■ **Task input**
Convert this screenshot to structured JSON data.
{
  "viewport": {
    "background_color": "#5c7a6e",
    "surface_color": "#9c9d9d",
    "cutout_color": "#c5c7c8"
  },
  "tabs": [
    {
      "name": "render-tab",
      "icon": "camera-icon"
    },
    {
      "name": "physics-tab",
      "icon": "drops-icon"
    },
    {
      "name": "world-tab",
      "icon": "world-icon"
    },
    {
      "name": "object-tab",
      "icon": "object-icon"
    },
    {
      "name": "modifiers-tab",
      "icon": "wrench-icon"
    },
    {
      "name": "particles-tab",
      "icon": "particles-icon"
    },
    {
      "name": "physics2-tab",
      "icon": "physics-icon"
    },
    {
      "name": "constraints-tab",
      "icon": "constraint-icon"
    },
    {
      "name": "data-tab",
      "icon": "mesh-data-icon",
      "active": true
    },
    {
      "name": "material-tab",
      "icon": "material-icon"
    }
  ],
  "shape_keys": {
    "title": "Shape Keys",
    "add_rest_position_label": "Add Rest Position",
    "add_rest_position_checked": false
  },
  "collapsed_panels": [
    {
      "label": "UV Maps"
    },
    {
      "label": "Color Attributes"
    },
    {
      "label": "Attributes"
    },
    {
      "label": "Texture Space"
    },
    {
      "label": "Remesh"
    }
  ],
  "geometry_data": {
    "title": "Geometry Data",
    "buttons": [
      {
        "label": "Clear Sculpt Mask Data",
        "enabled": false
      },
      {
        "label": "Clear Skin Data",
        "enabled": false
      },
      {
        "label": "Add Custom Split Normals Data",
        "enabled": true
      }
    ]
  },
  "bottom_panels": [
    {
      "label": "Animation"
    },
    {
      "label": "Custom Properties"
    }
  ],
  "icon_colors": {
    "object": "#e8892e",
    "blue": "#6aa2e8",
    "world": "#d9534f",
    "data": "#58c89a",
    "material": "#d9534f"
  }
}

■ **Work required**
Extract all lines as given.

■ **The result**
Convert this screenshot to structured JSON data.
{
  "viewport": {
    "background_color": "#5c7a6e",
    "surface_color": "#9c9d9d",
    "cutout_color": "#c5c7c8"
  },
  "tabs": [
    {
      "name": "render-tab",
      "icon": "camera-icon"
    },
    {
      "name": "physics-tab",
      "icon": "drops-icon"
    },
    {
      "name": "world-tab",
      "icon": "world-icon"
    },
    {
      "name": "object-tab",
      "icon": "object-icon"
    },
    {
      "name": "modifiers-tab",
      "icon": "wrench-icon"
    },
    {
      "name": "particles-tab",
      "icon": "particles-icon"
    },
    {
      "name": "physics2-tab",
      "icon": "physics-icon"
    },
    {
      "name": "constraints-tab",
      "icon": "constraint-icon"
    },
    {
      "name": "data-tab",
      "icon": "mesh-data-icon",
      "active": true
    },
    {
      "name": "material-tab",
      "icon": "material-icon"
    }
  ],
  "shape_keys": {
    "title": "Shape Keys",
    "add_rest_position_label": "Add Rest Position",
    "add_rest_position_checked": false
  },
  "collapsed_panels": [
    {
      "label": "UV Maps"
    },
    {
      "label": "Color Attributes"
    },
    {
      "label": "Attributes"
    },
    {
      "label": "Texture Space"
    },
    {
      "label": "Remesh"
    }
  ],
  "geometry_data": {
    "title": "Geometry Data",
    "buttons": [
      {
        "label": "Clear Sculpt Mask Data",
        "enabled": false
      },
      {
        "label": "Clear Skin Data",
        "enabled": false
      },
      {
        "label": "Add Custom Split Normals Data",
        "enabled": true
      }
    ]
  },
  "bottom_panels": [
    {
      "label": "Animation"
    },
    {
      "label": "Custom Properties"
    }
  ],
  "icon_colors": {
    "object": "#e8892e",
    "blue": "#6aa2e8",
    "world": "#d9534f",
    "data": "#58c89a",
    "material": "#d9534f"
  }
}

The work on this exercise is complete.